*EXERCISE DESCRIPTION:* Everything in the listing should be restated word for word.

*DATA FOR THE TASK:*
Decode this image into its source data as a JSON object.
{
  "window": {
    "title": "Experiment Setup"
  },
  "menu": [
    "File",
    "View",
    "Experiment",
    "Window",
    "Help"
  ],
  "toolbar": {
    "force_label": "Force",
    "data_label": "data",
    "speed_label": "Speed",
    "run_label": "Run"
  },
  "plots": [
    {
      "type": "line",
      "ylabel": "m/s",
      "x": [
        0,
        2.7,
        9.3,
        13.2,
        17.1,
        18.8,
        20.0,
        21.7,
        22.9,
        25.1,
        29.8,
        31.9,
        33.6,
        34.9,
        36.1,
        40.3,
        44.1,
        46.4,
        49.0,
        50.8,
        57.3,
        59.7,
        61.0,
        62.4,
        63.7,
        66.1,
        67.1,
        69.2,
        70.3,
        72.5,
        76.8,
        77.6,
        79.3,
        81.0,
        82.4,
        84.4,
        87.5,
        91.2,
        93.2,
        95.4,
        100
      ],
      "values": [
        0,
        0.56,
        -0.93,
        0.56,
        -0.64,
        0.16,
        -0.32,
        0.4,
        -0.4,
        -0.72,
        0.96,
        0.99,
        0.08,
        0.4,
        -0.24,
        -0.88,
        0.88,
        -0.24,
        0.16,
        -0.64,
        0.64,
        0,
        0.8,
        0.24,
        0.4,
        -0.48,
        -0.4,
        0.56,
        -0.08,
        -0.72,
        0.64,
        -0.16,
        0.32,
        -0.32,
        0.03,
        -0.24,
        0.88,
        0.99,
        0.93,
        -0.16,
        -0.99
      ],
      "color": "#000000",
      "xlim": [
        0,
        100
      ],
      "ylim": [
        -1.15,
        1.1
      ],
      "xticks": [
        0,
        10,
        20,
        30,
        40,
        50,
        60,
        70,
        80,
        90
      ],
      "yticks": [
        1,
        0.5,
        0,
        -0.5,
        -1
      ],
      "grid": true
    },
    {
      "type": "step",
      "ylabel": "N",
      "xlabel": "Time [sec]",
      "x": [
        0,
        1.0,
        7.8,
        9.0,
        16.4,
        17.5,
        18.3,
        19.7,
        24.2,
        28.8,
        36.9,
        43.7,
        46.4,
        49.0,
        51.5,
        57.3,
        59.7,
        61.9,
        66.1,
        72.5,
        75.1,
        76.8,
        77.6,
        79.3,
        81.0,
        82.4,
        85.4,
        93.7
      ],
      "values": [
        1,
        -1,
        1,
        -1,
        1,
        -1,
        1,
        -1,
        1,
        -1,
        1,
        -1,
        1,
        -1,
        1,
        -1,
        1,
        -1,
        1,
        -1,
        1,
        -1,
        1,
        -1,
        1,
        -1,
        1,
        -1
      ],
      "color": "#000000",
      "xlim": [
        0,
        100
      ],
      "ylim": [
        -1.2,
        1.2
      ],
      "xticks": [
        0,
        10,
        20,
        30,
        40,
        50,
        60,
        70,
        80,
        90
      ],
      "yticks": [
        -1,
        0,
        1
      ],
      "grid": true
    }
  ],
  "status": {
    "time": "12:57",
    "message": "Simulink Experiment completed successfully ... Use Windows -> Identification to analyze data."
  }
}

*WRITTEN SOLUTION:*
Decode this image into its source data as a JSON object.
{
  "window": {
    "title": "Experiment Setup"
  },
  "menu": [
    "File",
    "View",
    "Experiment",
    "Window",
    "Help"
  ],
  "toolbar": {
    "force_label": "Force",
    "data_label": "data",
    "speed_label": "Speed",
    "run_label": "Run"
  },
  "plots": [
    {
      "type": "line",
      "ylabel": "m/s",
      "x": [
        0,
        2.7,
        9.3,
        13.2,
        17.1,
        18.8,
        20.0,
        21.7,
        22.9,
        25.1,
        29.8,
        31.9,
        33.6,
        34.9,
        36.1,
        40.3,
        44.1,
        46.4,
        49.0,
        50.8,
        57.3,
        59.7,
        61.0,
        62.4,
        63.7,
        66.1,
        67.1,
        69.2,
        70.3,
        72.5,
        76.8,
        77.6,
        79.3,
        81.0,
        82.4,
        84.4,
        87.5,
        91.2,
        93.2,
        95.4,
        100
      ],
      "values": [
        0,
        0.56,
        -0.93,
        0.56,
        -0.64,
        0.16,
        -0.32,
        0.4,
        -0.4,
        -0.72,
        0.96,
        0.99,
        0.08,
        0.4,
        -0.24,
        -0.88,
        0.88,
        -0.24,
        0.16,
        -0.64,
        0.64,
        0,
        0.8,
        0.24,
        0.4,
        -0.48,
        -0.4,
        0.56,
        -0.08,
        -0.72,
        0.64,
        -0.16,
        0.32,
        -0.32,
        0.03,
        -0.24,
        0.88,
        0.99,
        0.93,
        -0.16,
        -0.99
      ],
      "color": "#000000",
      "xlim": [
        0,
        100
      ],
      "ylim": [
        -1.15,
        1.1
      ],
      "xticks": [
        0,
        10,
        20,
        30,
        40,
        50,
        60,
        70,
        80,
        90
      ],
      "yticks": [
        1,
        0.5,
        0,
        -0.5,
        -1
      ],
      "grid": true
    },
    {
      "type": "step",
      "ylabel": "N",
      "xlabel": "Time [sec]",
      "x": [
        0,
        1.0,
        7.8,
        9.0,
        16.4,
        17.5,
        18.3,
        19.7,
        24.2,
        28.8,
        36.9,
        43.7,
        46.4,
        49.0,
        51.5,
        57.3,
        59.7,
        61.9,
        66.1,
        72.5,
        75.1,
        76.8,
        77.6,
        79.3,
        81.0,
        82.4,
        85.4,
        93.7
      ],
      "values": [
        1,
        -1,
        1,
        -1,
        1,
        -1,
        1,
        -1,
        1,
        -1,
        1,
        -1,
        1,
        -1,
        1,
        -1,
        1,
        -1,
        1,
        -1,
        1,
        -1,
        1,
        -1,
        1,
        -1,
        1,
        -1
      ],
      "color": "#000000",
      "xlim": [
        0,
        100
      ],
      "ylim": [
        -1.2,
        1.2
      ],
      "xticks": [
        0,
        10,
        20,
        30,
        40,
        50,
        60,
        70,
        80,
        90
      ],
      "yticks": [
        -1,
        0,
        1
      ],
      "grid": true
    }
  ],
  "status": {
    "time": "12:57",
    "message": "Simulink Experiment completed successfully ... Use Windows -> Identification to analyze data."
  }
}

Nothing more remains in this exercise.